## WHAT YOU NEED TO DO
Could you repeat the records below exactly, leaving out any pictures?

## INFORMATION SHOWN
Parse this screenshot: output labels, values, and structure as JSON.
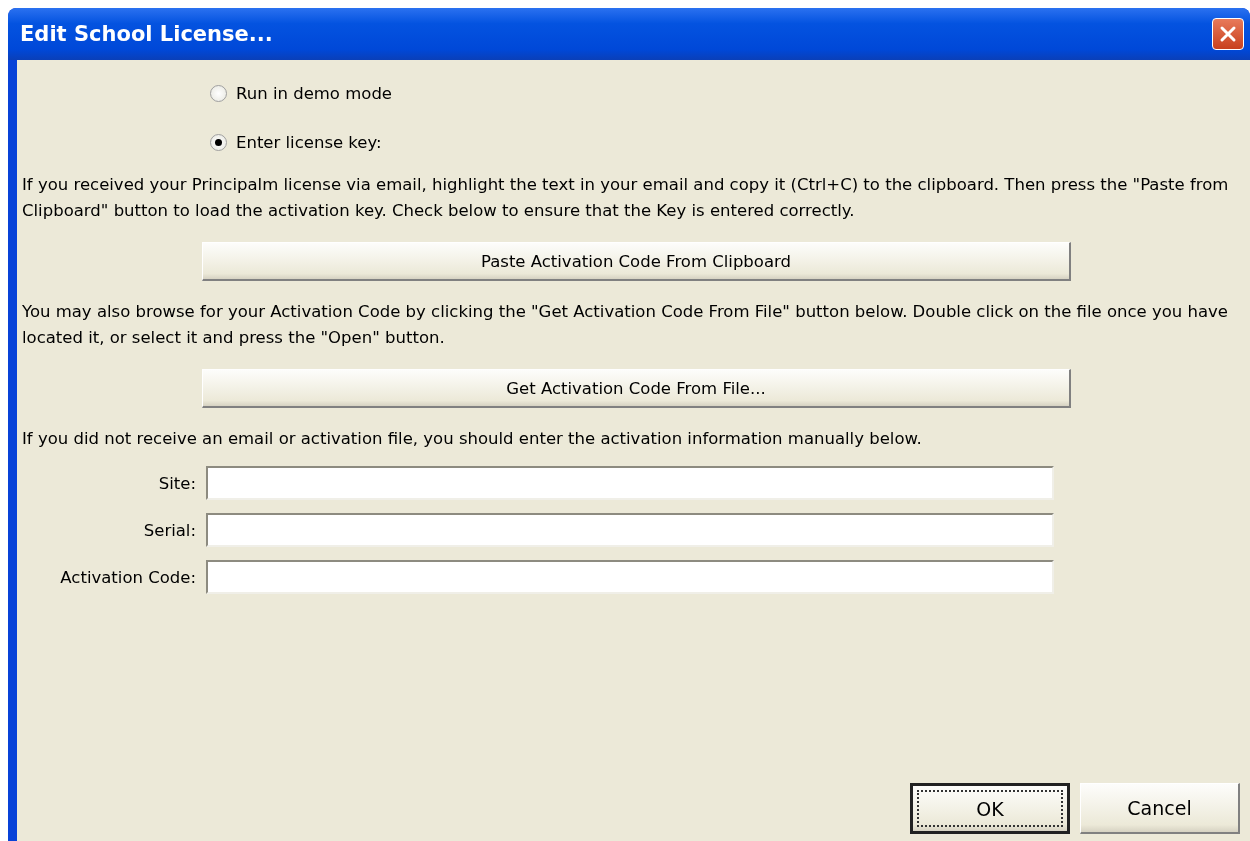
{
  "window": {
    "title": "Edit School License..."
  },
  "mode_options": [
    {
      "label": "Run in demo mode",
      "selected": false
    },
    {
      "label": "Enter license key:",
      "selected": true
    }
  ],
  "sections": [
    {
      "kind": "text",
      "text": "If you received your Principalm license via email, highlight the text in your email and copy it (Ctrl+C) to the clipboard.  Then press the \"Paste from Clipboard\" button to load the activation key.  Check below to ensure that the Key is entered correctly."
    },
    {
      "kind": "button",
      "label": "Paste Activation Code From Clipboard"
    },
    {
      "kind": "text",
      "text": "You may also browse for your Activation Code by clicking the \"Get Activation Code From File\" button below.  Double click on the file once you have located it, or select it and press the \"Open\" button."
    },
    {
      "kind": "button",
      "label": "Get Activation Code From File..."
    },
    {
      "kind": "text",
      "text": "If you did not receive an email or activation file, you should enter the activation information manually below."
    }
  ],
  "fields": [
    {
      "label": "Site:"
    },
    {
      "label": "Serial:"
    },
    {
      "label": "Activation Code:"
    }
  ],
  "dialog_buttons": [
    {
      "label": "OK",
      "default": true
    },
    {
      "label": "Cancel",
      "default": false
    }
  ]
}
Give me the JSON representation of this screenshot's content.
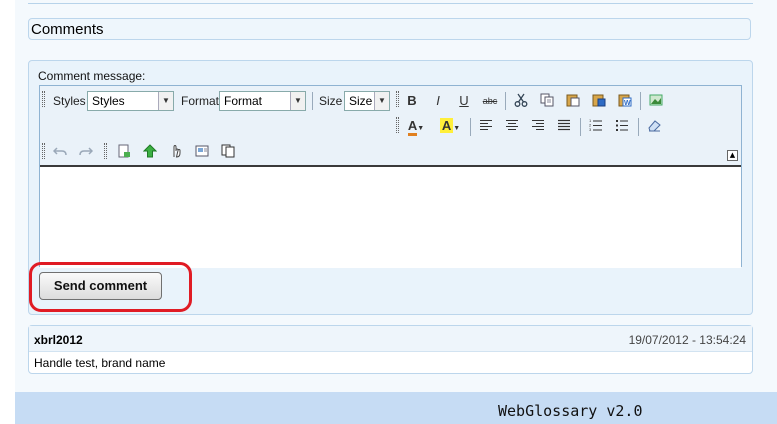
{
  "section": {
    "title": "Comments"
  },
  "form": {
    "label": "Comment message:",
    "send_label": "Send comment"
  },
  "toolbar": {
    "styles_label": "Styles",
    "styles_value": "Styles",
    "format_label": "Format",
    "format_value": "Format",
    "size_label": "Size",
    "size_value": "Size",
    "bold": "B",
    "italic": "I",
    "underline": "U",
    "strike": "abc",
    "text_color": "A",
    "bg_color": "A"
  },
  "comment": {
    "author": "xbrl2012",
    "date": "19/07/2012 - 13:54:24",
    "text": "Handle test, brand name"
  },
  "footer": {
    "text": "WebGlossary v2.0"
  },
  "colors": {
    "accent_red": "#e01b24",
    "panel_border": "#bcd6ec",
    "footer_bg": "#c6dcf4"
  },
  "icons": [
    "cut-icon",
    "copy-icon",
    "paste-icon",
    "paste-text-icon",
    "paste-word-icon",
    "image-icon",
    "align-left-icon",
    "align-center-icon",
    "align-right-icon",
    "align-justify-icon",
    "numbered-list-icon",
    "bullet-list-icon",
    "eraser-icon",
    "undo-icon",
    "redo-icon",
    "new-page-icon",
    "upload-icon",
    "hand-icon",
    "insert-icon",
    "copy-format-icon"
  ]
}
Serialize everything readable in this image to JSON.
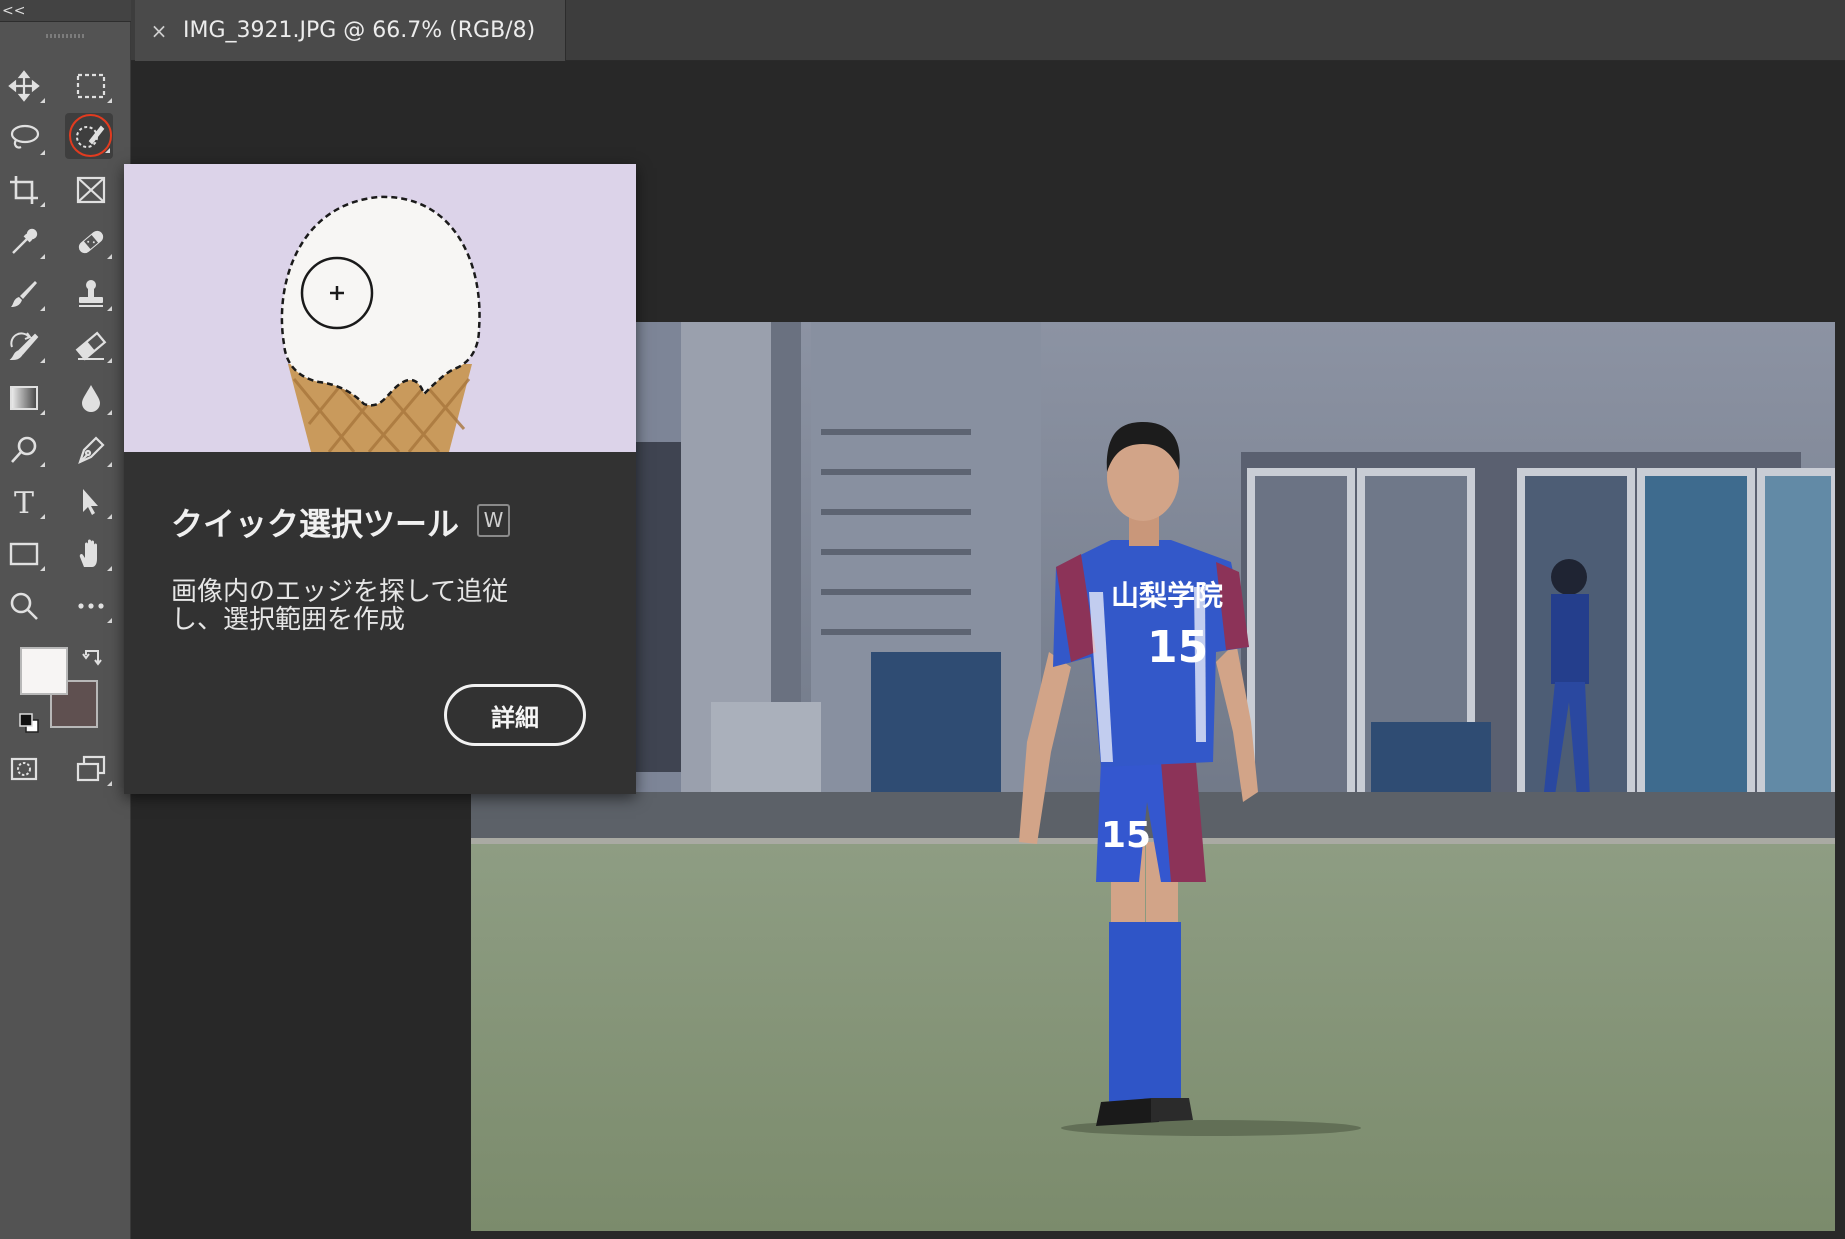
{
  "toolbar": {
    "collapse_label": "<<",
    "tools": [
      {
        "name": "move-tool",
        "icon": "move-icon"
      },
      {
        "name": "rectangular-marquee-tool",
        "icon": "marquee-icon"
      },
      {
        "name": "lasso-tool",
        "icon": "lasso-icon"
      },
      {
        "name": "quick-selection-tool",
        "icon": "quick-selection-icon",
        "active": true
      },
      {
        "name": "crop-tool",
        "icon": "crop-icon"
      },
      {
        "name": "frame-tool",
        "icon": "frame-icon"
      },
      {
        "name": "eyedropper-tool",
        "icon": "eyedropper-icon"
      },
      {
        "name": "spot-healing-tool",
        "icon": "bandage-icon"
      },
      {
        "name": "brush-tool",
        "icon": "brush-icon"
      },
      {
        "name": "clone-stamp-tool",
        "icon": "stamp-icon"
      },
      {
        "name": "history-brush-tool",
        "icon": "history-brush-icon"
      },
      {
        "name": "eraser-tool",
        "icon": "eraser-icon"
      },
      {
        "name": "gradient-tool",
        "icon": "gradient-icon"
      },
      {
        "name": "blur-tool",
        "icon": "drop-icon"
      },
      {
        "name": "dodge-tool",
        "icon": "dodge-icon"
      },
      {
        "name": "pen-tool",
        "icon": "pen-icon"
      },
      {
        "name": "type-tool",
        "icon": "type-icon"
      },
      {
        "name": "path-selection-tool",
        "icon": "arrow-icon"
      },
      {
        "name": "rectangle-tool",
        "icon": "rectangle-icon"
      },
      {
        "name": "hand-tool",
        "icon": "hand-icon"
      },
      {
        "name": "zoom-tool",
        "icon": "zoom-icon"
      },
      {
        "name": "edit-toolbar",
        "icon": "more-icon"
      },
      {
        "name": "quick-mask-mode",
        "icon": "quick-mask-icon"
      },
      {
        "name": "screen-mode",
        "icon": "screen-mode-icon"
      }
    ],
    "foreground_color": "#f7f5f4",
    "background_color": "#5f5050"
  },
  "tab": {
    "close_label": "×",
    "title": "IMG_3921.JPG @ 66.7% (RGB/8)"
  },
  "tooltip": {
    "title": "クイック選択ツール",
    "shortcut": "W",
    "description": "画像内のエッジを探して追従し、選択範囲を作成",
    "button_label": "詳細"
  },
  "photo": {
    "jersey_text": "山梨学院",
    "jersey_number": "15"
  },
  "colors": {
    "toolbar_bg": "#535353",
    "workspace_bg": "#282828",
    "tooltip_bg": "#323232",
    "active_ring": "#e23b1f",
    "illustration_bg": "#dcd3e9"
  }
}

## FINISHED TASK
Parse this screenshot: output labels, values, and structure as JSON.
{
  "window": {
    "title": "Edit School License..."
  },
  "mode_options": [
    {
      "label": "Run in demo mode",
      "selected": false
    },
    {
      "label": "Enter license key:",
      "selected": true
    }
  ],
  "sections": [
    {
      "kind": "text",
      "text": "If you received your Principalm license via email, highlight the text in your email and copy it (Ctrl+C) to the clipboard.  Then press the \"Paste from Clipboard\" button to load the activation key.  Check below to ensure that the Key is entered correctly."
    },
    {
      "kind": "button",
      "label": "Paste Activation Code From Clipboard"
    },
    {
      "kind": "text",
      "text": "You may also browse for your Activation Code by clicking the \"Get Activation Code From File\" button below.  Double click on the file once you have located it, or select it and press the \"Open\" button."
    },
    {
      "kind": "button",
      "label": "Get Activation Code From File..."
    },
    {
      "kind": "text",
      "text": "If you did not receive an email or activation file, you should enter the activation information manually below."
    }
  ],
  "fields": [
    {
      "label": "Site:"
    },
    {
      "label": "Serial:"
    },
    {
      "label": "Activation Code:"
    }
  ],
  "dialog_buttons": [
    {
      "label": "OK",
      "default": true
    },
    {
      "label": "Cancel",
      "default": false
    }
  ]
}
Give me the JSON representation of this screenshot's content.
{
  "section": {
    "title": "Comments"
  },
  "form": {
    "label": "Comment message:",
    "send_label": "Send comment"
  },
  "toolbar": {
    "styles_label": "Styles",
    "styles_value": "Styles",
    "format_label": "Format",
    "format_value": "Format",
    "size_label": "Size",
    "size_value": "Size",
    "bold": "B",
    "italic": "I",
    "underline": "U",
    "strike": "abc",
    "text_color": "A",
    "bg_color": "A"
  },
  "comment": {
    "author": "xbrl2012",
    "date": "19/07/2012 - 13:54:24",
    "text": "Handle test, brand name"
  },
  "footer": {
    "text": "WebGlossary v2.0"
  },
  "colors": {
    "accent_red": "#e01b24",
    "panel_border": "#bcd6ec",
    "footer_bg": "#c6dcf4"
  },
  "icons": [
    "cut-icon",
    "copy-icon",
    "paste-icon",
    "paste-text-icon",
    "paste-word-icon",
    "image-icon",
    "align-left-icon",
    "align-center-icon",
    "align-right-icon",
    "align-justify-icon",
    "numbered-list-icon",
    "bullet-list-icon",
    "eraser-icon",
    "undo-icon",
    "redo-icon",
    "new-page-icon",
    "upload-icon",
    "hand-icon",
    "insert-icon",
    "copy-format-icon"
  ]
}
Serialize everything readable in this image to JSON.
{
  "toolbar": {
    "collapse_label": "<<",
    "tools": [
      {
        "name": "move-tool",
        "icon": "move-icon"
      },
      {
        "name": "rectangular-marquee-tool",
        "icon": "marquee-icon"
      },
      {
        "name": "lasso-tool",
        "icon": "lasso-icon"
      },
      {
        "name": "quick-selection-tool",
        "icon": "quick-selection-icon",
        "active": true
      },
      {
        "name": "crop-tool",
        "icon": "crop-icon"
      },
      {
        "name": "frame-tool",
        "icon": "frame-icon"
      },
      {
        "name": "eyedropper-tool",
        "icon": "eyedropper-icon"
      },
      {
        "name": "spot-healing-tool",
        "icon": "bandage-icon"
      },
      {
        "name": "brush-tool",
        "icon": "brush-icon"
      },
      {
        "name": "clone-stamp-tool",
        "icon": "stamp-icon"
      },
      {
        "name": "history-brush-tool",
        "icon": "history-brush-icon"
      },
      {
        "name": "eraser-tool",
        "icon": "eraser-icon"
      },
      {
        "name": "gradient-tool",
        "icon": "gradient-icon"
      },
      {
        "name": "blur-tool",
        "icon": "drop-icon"
      },
      {
        "name": "dodge-tool",
        "icon": "dodge-icon"
      },
      {
        "name": "pen-tool",
        "icon": "pen-icon"
      },
      {
        "name": "type-tool",
        "icon": "type-icon"
      },
      {
        "name": "path-selection-tool",
        "icon": "arrow-icon"
      },
      {
        "name": "rectangle-tool",
        "icon": "rectangle-icon"
      },
      {
        "name": "hand-tool",
        "icon": "hand-icon"
      },
      {
        "name": "zoom-tool",
        "icon": "zoom-icon"
      },
      {
        "name": "edit-toolbar",
        "icon": "more-icon"
      },
      {
        "name": "quick-mask-mode",
        "icon": "quick-mask-icon"
      },
      {
        "name": "screen-mode",
        "icon": "screen-mode-icon"
      }
    ],
    "foreground_color": "#f7f5f4",
    "background_color": "#5f5050"
  },
  "tab": {
    "close_label": "×",
    "title": "IMG_3921.JPG @ 66.7% (RGB/8)"
  },
  "tooltip": {
    "title": "クイック選択ツール",
    "shortcut": "W",
    "description": "画像内のエッジを探して追従し、選択範囲を作成",
    "button_label": "詳細"
  },
  "photo": {
    "jersey_text": "山梨学院",
    "jersey_number": "15"
  },
  "colors": {
    "toolbar_bg": "#535353",
    "workspace_bg": "#282828",
    "tooltip_bg": "#323232",
    "active_ring": "#e23b1f",
    "illustration_bg": "#dcd3e9"
  }
}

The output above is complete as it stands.